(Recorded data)
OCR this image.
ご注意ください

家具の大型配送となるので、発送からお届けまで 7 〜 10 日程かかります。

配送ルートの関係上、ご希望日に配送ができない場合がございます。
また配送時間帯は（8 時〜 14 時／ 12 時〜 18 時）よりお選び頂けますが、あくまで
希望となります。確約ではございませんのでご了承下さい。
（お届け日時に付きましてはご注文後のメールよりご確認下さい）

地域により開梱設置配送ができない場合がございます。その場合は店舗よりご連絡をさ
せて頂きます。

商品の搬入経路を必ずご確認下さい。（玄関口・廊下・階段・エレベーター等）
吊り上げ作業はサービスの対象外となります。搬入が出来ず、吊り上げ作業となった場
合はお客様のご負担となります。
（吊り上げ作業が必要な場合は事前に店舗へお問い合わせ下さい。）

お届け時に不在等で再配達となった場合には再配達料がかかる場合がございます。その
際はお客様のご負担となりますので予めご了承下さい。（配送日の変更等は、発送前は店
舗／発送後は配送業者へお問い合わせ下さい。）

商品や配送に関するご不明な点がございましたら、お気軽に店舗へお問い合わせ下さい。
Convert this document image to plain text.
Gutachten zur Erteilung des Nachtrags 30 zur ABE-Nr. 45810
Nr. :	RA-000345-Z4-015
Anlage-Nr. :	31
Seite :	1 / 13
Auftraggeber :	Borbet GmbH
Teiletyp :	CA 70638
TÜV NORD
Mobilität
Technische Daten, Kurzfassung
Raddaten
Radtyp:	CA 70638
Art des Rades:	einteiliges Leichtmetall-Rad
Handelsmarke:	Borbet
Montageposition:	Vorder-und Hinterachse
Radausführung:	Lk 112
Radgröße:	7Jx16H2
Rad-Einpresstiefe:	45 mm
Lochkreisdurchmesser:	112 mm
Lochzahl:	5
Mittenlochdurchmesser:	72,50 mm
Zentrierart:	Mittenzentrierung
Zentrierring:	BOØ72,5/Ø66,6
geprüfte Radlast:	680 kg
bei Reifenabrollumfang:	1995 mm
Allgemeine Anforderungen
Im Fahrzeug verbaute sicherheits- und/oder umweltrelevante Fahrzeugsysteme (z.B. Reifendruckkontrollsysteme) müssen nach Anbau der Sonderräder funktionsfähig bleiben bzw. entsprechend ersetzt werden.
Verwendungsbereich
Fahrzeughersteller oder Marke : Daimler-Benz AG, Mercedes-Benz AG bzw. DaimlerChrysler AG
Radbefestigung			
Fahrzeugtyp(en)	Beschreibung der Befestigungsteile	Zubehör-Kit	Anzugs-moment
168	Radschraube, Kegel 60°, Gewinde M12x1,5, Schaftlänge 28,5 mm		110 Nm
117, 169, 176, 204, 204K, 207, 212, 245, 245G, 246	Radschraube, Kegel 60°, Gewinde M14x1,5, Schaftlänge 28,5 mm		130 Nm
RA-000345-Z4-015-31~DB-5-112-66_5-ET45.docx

-- What is asked --
Scan the listing above. Collect all lines with the word "this".

-- Correct response --
OCR this image.
Convert this document image to plain text.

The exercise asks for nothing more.